■ **Challenge**: Locate the line that contains "What text is on this page?". Reproduce it and all following lines up to the end of the material, exactly and with nothing added.

■ **Data to process**:
******

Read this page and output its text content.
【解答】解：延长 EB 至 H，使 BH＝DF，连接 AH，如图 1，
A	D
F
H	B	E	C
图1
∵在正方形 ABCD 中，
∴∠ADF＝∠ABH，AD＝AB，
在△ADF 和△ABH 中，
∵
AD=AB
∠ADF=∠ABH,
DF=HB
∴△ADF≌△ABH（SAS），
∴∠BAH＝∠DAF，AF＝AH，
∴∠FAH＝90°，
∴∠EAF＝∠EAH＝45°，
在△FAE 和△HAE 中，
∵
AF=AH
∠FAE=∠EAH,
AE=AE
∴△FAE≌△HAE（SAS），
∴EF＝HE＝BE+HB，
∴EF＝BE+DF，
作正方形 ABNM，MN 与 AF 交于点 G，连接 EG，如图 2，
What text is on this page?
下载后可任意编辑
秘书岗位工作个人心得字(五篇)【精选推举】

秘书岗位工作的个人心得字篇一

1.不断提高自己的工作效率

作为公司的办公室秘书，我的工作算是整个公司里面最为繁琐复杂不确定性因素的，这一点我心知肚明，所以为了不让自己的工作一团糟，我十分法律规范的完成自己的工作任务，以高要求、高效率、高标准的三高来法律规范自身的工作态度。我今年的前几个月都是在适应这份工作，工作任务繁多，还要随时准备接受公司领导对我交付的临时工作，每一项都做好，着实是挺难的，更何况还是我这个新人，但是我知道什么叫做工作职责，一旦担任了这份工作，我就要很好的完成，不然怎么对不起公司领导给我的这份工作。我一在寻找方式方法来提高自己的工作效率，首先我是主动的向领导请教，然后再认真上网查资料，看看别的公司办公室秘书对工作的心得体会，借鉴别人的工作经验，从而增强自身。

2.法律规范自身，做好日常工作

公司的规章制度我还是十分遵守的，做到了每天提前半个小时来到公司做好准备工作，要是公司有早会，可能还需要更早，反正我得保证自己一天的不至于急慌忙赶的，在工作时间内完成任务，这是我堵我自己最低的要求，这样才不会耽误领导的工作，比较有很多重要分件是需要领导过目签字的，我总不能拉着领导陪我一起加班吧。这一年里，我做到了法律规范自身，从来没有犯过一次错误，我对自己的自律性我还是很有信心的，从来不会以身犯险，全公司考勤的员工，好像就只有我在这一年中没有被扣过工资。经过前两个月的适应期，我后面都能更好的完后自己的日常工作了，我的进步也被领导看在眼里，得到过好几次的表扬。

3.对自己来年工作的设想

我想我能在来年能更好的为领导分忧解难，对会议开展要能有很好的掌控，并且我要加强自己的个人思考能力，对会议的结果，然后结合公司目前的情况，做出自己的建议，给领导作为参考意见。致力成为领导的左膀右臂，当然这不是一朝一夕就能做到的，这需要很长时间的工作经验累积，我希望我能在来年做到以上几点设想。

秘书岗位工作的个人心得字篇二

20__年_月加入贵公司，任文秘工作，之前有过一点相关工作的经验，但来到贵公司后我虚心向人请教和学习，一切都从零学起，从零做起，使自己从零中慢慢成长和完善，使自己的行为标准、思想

******

■ **In response**:
What text is on this page?
下载后可任意编辑
秘书岗位工作个人心得字(五篇)【精选推举】

秘书岗位工作的个人心得字篇一

1.不断提高自己的工作效率

作为公司的办公室秘书，我的工作算是整个公司里面最为繁琐复杂不确定性因素的，这一点我心知肚明，所以为了不让自己的工作一团糟，我十分法律规范的完成自己的工作任务，以高要求、高效率、高标准的三高来法律规范自身的工作态度。我今年的前几个月都是在适应这份工作，工作任务繁多，还要随时准备接受公司领导对我交付的临时工作，每一项都做好，着实是挺难的，更何况还是我这个新人，但是我知道什么叫做工作职责，一旦担任了这份工作，我就要很好的完成，不然怎么对不起公司领导给我的这份工作。我一在寻找方式方法来提高自己的工作效率，首先我是主动的向领导请教，然后再认真上网查资料，看看别的公司办公室秘书对工作的心得体会，借鉴别人的工作经验，从而增强自身。

2.法律规范自身，做好日常工作

公司的规章制度我还是十分遵守的，做到了每天提前半个小时来到公司做好准备工作，要是公司有早会，可能还需要更早，反正我得保证自己一天的不至于急慌忙赶的，在工作时间内完成任务，这是我堵我自己最低的要求，这样才不会耽误领导的工作，比较有很多重要分件是需要领导过目签字的，我总不能拉着领导陪我一起加班吧。这一年里，我做到了法律规范自身，从来没有犯过一次错误，我对自己的自律性我还是很有信心的，从来不会以身犯险，全公司考勤的员工，好像就只有我在这一年中没有被扣过工资。经过前两个月的适应期，我后面都能更好的完后自己的日常工作了，我的进步也被领导看在眼里，得到过好几次的表扬。

3.对自己来年工作的设想

我想我能在来年能更好的为领导分忧解难，对会议开展要能有很好的掌控，并且我要加强自己的个人思考能力，对会议的结果，然后结合公司目前的情况，做出自己的建议，给领导作为参考意见。致力成为领导的左膀右臂，当然这不是一朝一夕就能做到的，这需要很长时间的工作经验累积，我希望我能在来年做到以上几点设想。

秘书岗位工作的个人心得字篇二

20__年_月加入贵公司，任文秘工作，之前有过一点相关工作的经验，但来到贵公司后我虚心向人请教和学习，一切都从零学起，从零做起，使自己从零中慢慢成长和完善，使自己的行为标准、思想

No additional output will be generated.